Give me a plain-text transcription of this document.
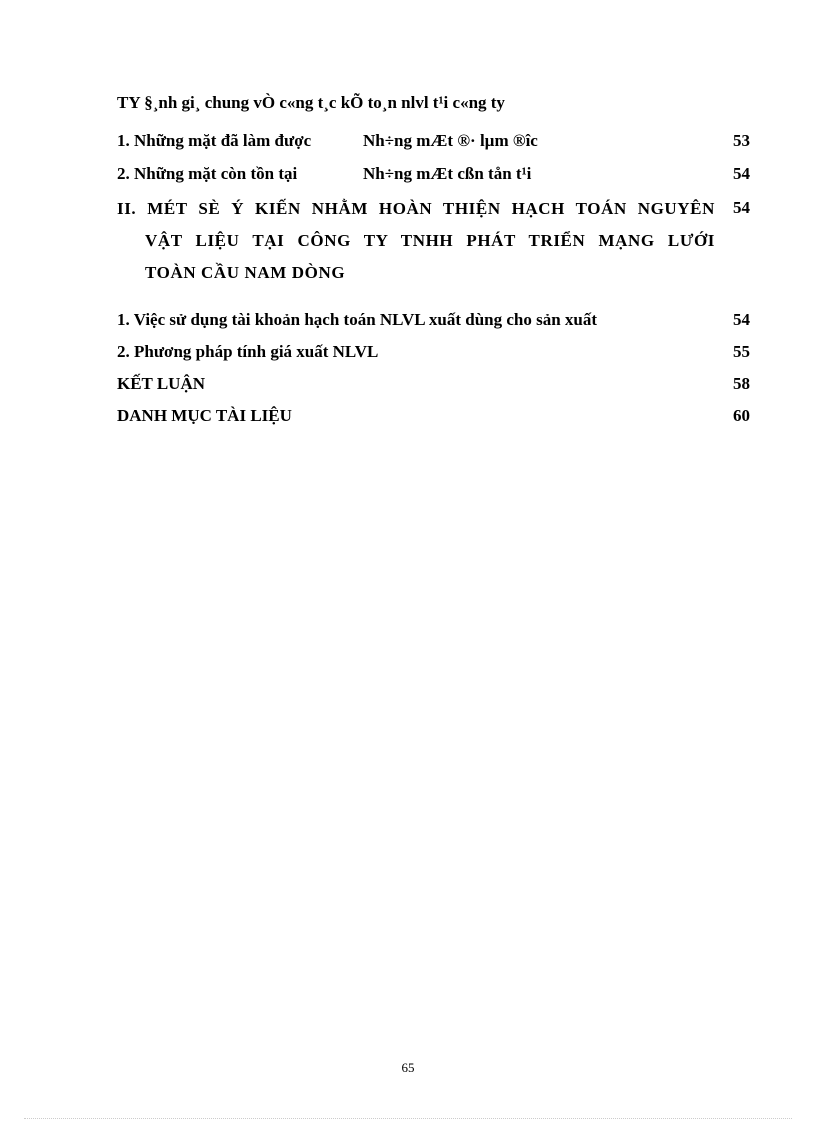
TY §¸nh gi¸ chung vÒ c«ng t¸c kÕ to¸n nlvl t¹i c«ng ty
1. Những mặt đã làm được	Nh÷ng mÆt ®· lµm ®îc	53
2. Những mặt còn tồn tại	Nh÷ng mÆt cßn tån t¹i	54
II. MÉT SÈ Ý KIẾN NHẰM HOÀN THIỆN HẠCH TOÁN NGUYÊN
VẬT LIỆU TẠI CÔNG TY TNHH PHÁT TRIỂN MẠNG LƯỚI
TOÀN CẦU NAM DÒNG
54
1. Việc sử dụng tài khoản hạch toán NLVL xuất dùng cho sản xuất	54
2. Phương pháp tính giá xuất NLVL	55
KẾT LUẬN	58
DANH MỤC TÀI LIỆU	60
65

______________________________

- [What you have to do]
Reproduce the material word for word. Any pictures should be left out of the copy.

- [Correct output]
Give me a plain-text transcription of this document.
TY §¸nh gi¸ chung vÒ c«ng t¸c kÕ to¸n nlvl t¹i c«ng ty
1. Những mặt đã làm được	Nh÷ng mÆt ®· lµm ®îc	53
2. Những mặt còn tồn tại	Nh÷ng mÆt cßn tån t¹i	54
II. MÉT SÈ Ý KIẾN NHẰM HOÀN THIỆN HẠCH TOÁN NGUYÊN
VẬT LIỆU TẠI CÔNG TY TNHH PHÁT TRIỂN MẠNG LƯỚI
TOÀN CẦU NAM DÒNG
54
1. Việc sử dụng tài khoản hạch toán NLVL xuất dùng cho sản xuất	54
2. Phương pháp tính giá xuất NLVL	55
KẾT LUẬN	58
DANH MỤC TÀI LIỆU	60
65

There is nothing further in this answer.